Write out the listing below exactly, and omit any images you find in it.

--- BEGIN ---

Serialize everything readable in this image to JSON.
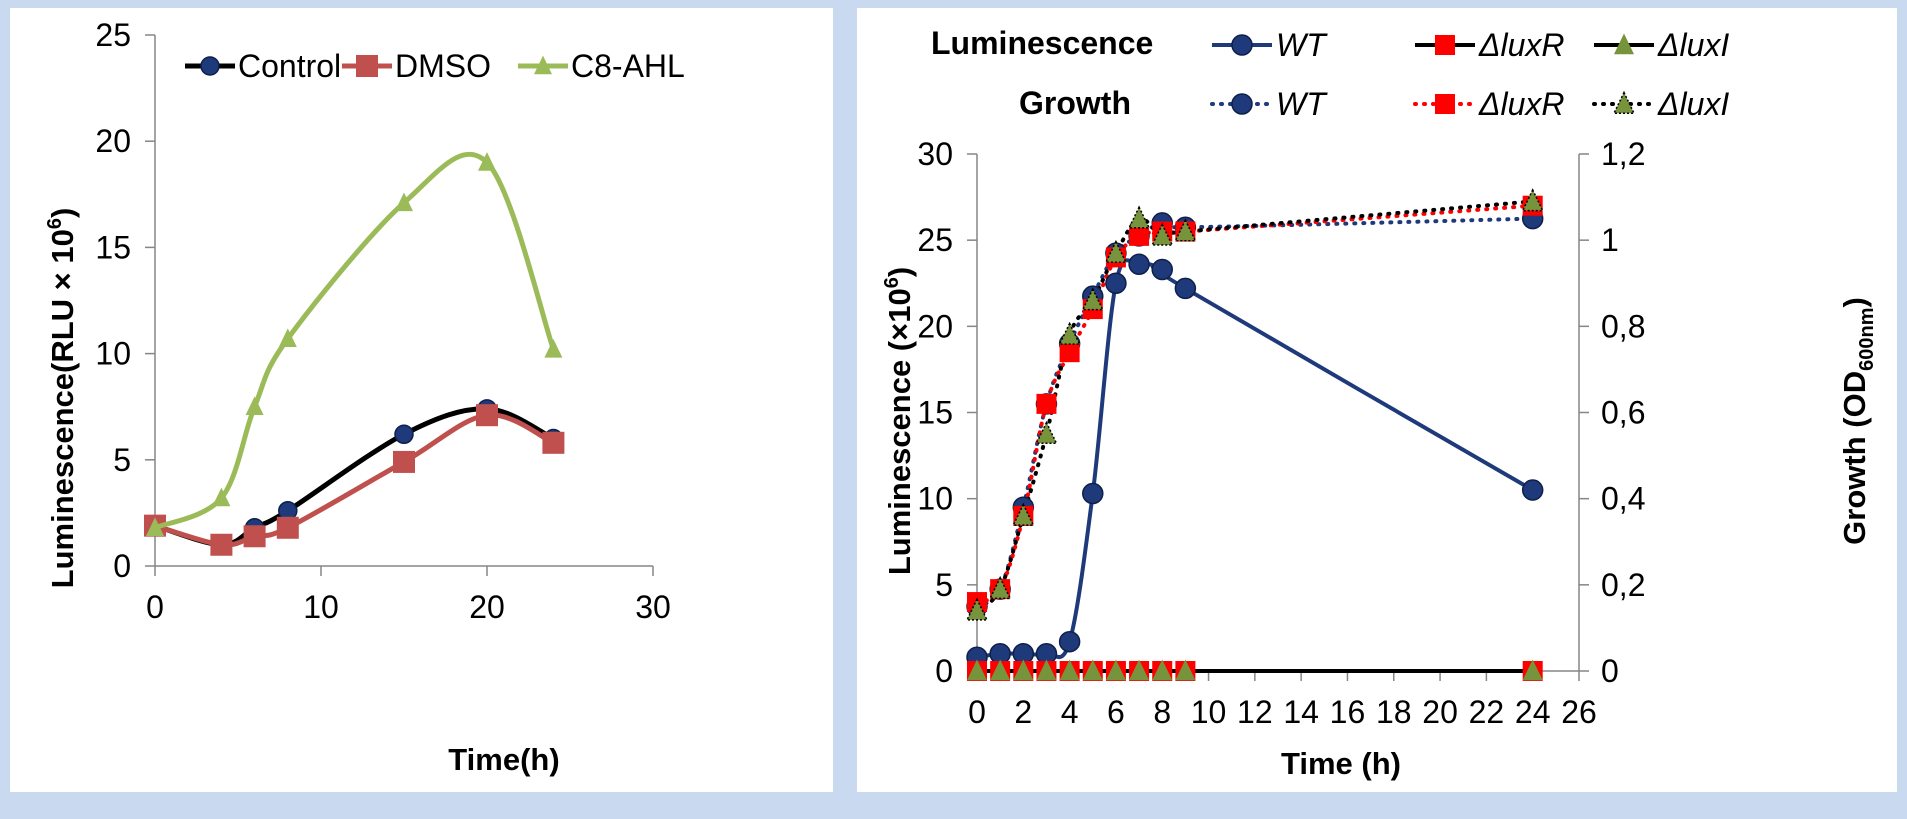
{
  "chart_data": [
    {
      "type": "line",
      "title": "",
      "xlabel": "Time(h)",
      "ylabel": "Luminescence(RLU × 10",
      "ylabel_sup": "6",
      "ylabel_tail": ")",
      "xlim": [
        0,
        30
      ],
      "ylim": [
        0,
        25
      ],
      "xticks": [
        0,
        10,
        20,
        30
      ],
      "yticks": [
        0,
        5,
        10,
        15,
        20,
        25
      ],
      "legend_position": "top",
      "grid": false,
      "series": [
        {
          "name": "Control",
          "color": "#000000",
          "marker_color": "#1f3a7a",
          "marker": "circle",
          "x": [
            0,
            4,
            6,
            8,
            15,
            20,
            24
          ],
          "y": [
            1.9,
            1.0,
            1.8,
            2.6,
            6.2,
            7.4,
            6.0
          ]
        },
        {
          "name": "DMSO",
          "color": "#c0504d",
          "marker_color": "#c0504d",
          "marker": "square",
          "x": [
            0,
            4,
            6,
            8,
            15,
            20,
            24
          ],
          "y": [
            1.9,
            1.0,
            1.4,
            1.8,
            4.9,
            7.1,
            5.8
          ]
        },
        {
          "name": "C8-AHL",
          "color": "#9bbb59",
          "marker_color": "#9bbb59",
          "marker": "triangle",
          "x": [
            0,
            4,
            6,
            8,
            15,
            20,
            24
          ],
          "y": [
            1.8,
            3.2,
            7.5,
            10.7,
            17.1,
            19.0,
            10.2
          ]
        }
      ]
    },
    {
      "type": "line",
      "title": "",
      "xlabel": "Time (h)",
      "ylabel": "Luminescence (×10",
      "ylabel_sup": "6",
      "ylabel_tail": ")",
      "y2label": "Growth (OD",
      "y2label_sub": "600nm",
      "y2label_tail": ")",
      "xlim": [
        0,
        26
      ],
      "ylim": [
        0,
        30
      ],
      "y2lim": [
        0,
        1.2
      ],
      "xticks": [
        0,
        2,
        4,
        6,
        8,
        10,
        12,
        14,
        16,
        18,
        20,
        22,
        24,
        26
      ],
      "yticks": [
        0,
        5,
        10,
        15,
        20,
        25,
        30
      ],
      "y2ticks": [
        "0",
        "0,2",
        "0,4",
        "0,6",
        "0,8",
        "1",
        "1,2"
      ],
      "y2tick_values": [
        0,
        0.2,
        0.4,
        0.6,
        0.8,
        1.0,
        1.2
      ],
      "legend_position": "top",
      "legend_groups": {
        "luminescence": "Luminescence",
        "growth": "Growth"
      },
      "grid": false,
      "luminescence_series": [
        {
          "name": "WT",
          "color": "#1f3a7a",
          "marker": "circle",
          "x": [
            0,
            1,
            2,
            3,
            4,
            5,
            6,
            7,
            8,
            9,
            24
          ],
          "y": [
            0.8,
            1.0,
            1.0,
            1.0,
            1.7,
            10.3,
            22.5,
            23.6,
            23.3,
            22.2,
            10.5
          ]
        },
        {
          "name": "ΔluxR",
          "color": "#000000",
          "marker_color": "#ff0000",
          "marker": "square",
          "x": [
            0,
            1,
            2,
            3,
            4,
            5,
            6,
            7,
            8,
            9,
            24
          ],
          "y": [
            0,
            0,
            0,
            0,
            0,
            0,
            0,
            0,
            0,
            0,
            0
          ]
        },
        {
          "name": "ΔluxI",
          "color": "#000000",
          "marker_color": "#77933c",
          "marker": "triangle",
          "x": [
            0,
            1,
            2,
            3,
            4,
            5,
            6,
            7,
            8,
            9,
            24
          ],
          "y": [
            0,
            0,
            0,
            0,
            0,
            0,
            0,
            0,
            0,
            0,
            0
          ]
        }
      ],
      "growth_series": [
        {
          "name": "WT",
          "color": "#1f3a7a",
          "marker": "circle",
          "x": [
            0,
            1,
            2,
            3,
            4,
            5,
            6,
            7,
            8,
            9,
            24
          ],
          "y": [
            0.15,
            0.19,
            0.38,
            0.62,
            0.76,
            0.87,
            0.97,
            1.01,
            1.04,
            1.03,
            1.05
          ]
        },
        {
          "name": "ΔluxR",
          "color": "#ff0000",
          "marker": "square",
          "x": [
            0,
            1,
            2,
            3,
            4,
            5,
            6,
            7,
            8,
            9,
            24
          ],
          "y": [
            0.16,
            0.19,
            0.36,
            0.62,
            0.74,
            0.84,
            0.96,
            1.01,
            1.02,
            1.02,
            1.08
          ]
        },
        {
          "name": "ΔluxI",
          "color": "#000000",
          "marker_color": "#77933c",
          "marker": "triangle",
          "x": [
            0,
            1,
            2,
            3,
            4,
            5,
            6,
            7,
            8,
            9,
            24
          ],
          "y": [
            0.14,
            0.19,
            0.36,
            0.55,
            0.78,
            0.86,
            0.97,
            1.05,
            1.01,
            1.02,
            1.09
          ]
        }
      ]
    }
  ]
}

--- END ---

■ The output ■
Serialize everything readable in this image to JSON.
{
  "chart_data": [
    {
      "type": "line",
      "title": "",
      "xlabel": "Time(h)",
      "ylabel": "Luminescence(RLU × 10",
      "ylabel_sup": "6",
      "ylabel_tail": ")",
      "xlim": [
        0,
        30
      ],
      "ylim": [
        0,
        25
      ],
      "xticks": [
        0,
        10,
        20,
        30
      ],
      "yticks": [
        0,
        5,
        10,
        15,
        20,
        25
      ],
      "legend_position": "top",
      "grid": false,
      "series": [
        {
          "name": "Control",
          "color": "#000000",
          "marker_color": "#1f3a7a",
          "marker": "circle",
          "x": [
            0,
            4,
            6,
            8,
            15,
            20,
            24
          ],
          "y": [
            1.9,
            1.0,
            1.8,
            2.6,
            6.2,
            7.4,
            6.0
          ]
        },
        {
          "name": "DMSO",
          "color": "#c0504d",
          "marker_color": "#c0504d",
          "marker": "square",
          "x": [
            0,
            4,
            6,
            8,
            15,
            20,
            24
          ],
          "y": [
            1.9,
            1.0,
            1.4,
            1.8,
            4.9,
            7.1,
            5.8
          ]
        },
        {
          "name": "C8-AHL",
          "color": "#9bbb59",
          "marker_color": "#9bbb59",
          "marker": "triangle",
          "x": [
            0,
            4,
            6,
            8,
            15,
            20,
            24
          ],
          "y": [
            1.8,
            3.2,
            7.5,
            10.7,
            17.1,
            19.0,
            10.2
          ]
        }
      ]
    },
    {
      "type": "line",
      "title": "",
      "xlabel": "Time (h)",
      "ylabel": "Luminescence (×10",
      "ylabel_sup": "6",
      "ylabel_tail": ")",
      "y2label": "Growth (OD",
      "y2label_sub": "600nm",
      "y2label_tail": ")",
      "xlim": [
        0,
        26
      ],
      "ylim": [
        0,
        30
      ],
      "y2lim": [
        0,
        1.2
      ],
      "xticks": [
        0,
        2,
        4,
        6,
        8,
        10,
        12,
        14,
        16,
        18,
        20,
        22,
        24,
        26
      ],
      "yticks": [
        0,
        5,
        10,
        15,
        20,
        25,
        30
      ],
      "y2ticks": [
        "0",
        "0,2",
        "0,4",
        "0,6",
        "0,8",
        "1",
        "1,2"
      ],
      "y2tick_values": [
        0,
        0.2,
        0.4,
        0.6,
        0.8,
        1.0,
        1.2
      ],
      "legend_position": "top",
      "legend_groups": {
        "luminescence": "Luminescence",
        "growth": "Growth"
      },
      "grid": false,
      "luminescence_series": [
        {
          "name": "WT",
          "color": "#1f3a7a",
          "marker": "circle",
          "x": [
            0,
            1,
            2,
            3,
            4,
            5,
            6,
            7,
            8,
            9,
            24
          ],
          "y": [
            0.8,
            1.0,
            1.0,
            1.0,
            1.7,
            10.3,
            22.5,
            23.6,
            23.3,
            22.2,
            10.5
          ]
        },
        {
          "name": "ΔluxR",
          "color": "#000000",
          "marker_color": "#ff0000",
          "marker": "square",
          "x": [
            0,
            1,
            2,
            3,
            4,
            5,
            6,
            7,
            8,
            9,
            24
          ],
          "y": [
            0,
            0,
            0,
            0,
            0,
            0,
            0,
            0,
            0,
            0,
            0
          ]
        },
        {
          "name": "ΔluxI",
          "color": "#000000",
          "marker_color": "#77933c",
          "marker": "triangle",
          "x": [
            0,
            1,
            2,
            3,
            4,
            5,
            6,
            7,
            8,
            9,
            24
          ],
          "y": [
            0,
            0,
            0,
            0,
            0,
            0,
            0,
            0,
            0,
            0,
            0
          ]
        }
      ],
      "growth_series": [
        {
          "name": "WT",
          "color": "#1f3a7a",
          "marker": "circle",
          "x": [
            0,
            1,
            2,
            3,
            4,
            5,
            6,
            7,
            8,
            9,
            24
          ],
          "y": [
            0.15,
            0.19,
            0.38,
            0.62,
            0.76,
            0.87,
            0.97,
            1.01,
            1.04,
            1.03,
            1.05
          ]
        },
        {
          "name": "ΔluxR",
          "color": "#ff0000",
          "marker": "square",
          "x": [
            0,
            1,
            2,
            3,
            4,
            5,
            6,
            7,
            8,
            9,
            24
          ],
          "y": [
            0.16,
            0.19,
            0.36,
            0.62,
            0.74,
            0.84,
            0.96,
            1.01,
            1.02,
            1.02,
            1.08
          ]
        },
        {
          "name": "ΔluxI",
          "color": "#000000",
          "marker_color": "#77933c",
          "marker": "triangle",
          "x": [
            0,
            1,
            2,
            3,
            4,
            5,
            6,
            7,
            8,
            9,
            24
          ],
          "y": [
            0.14,
            0.19,
            0.36,
            0.55,
            0.78,
            0.86,
            0.97,
            1.05,
            1.01,
            1.02,
            1.09
          ]
        }
      ]
    }
  ]
}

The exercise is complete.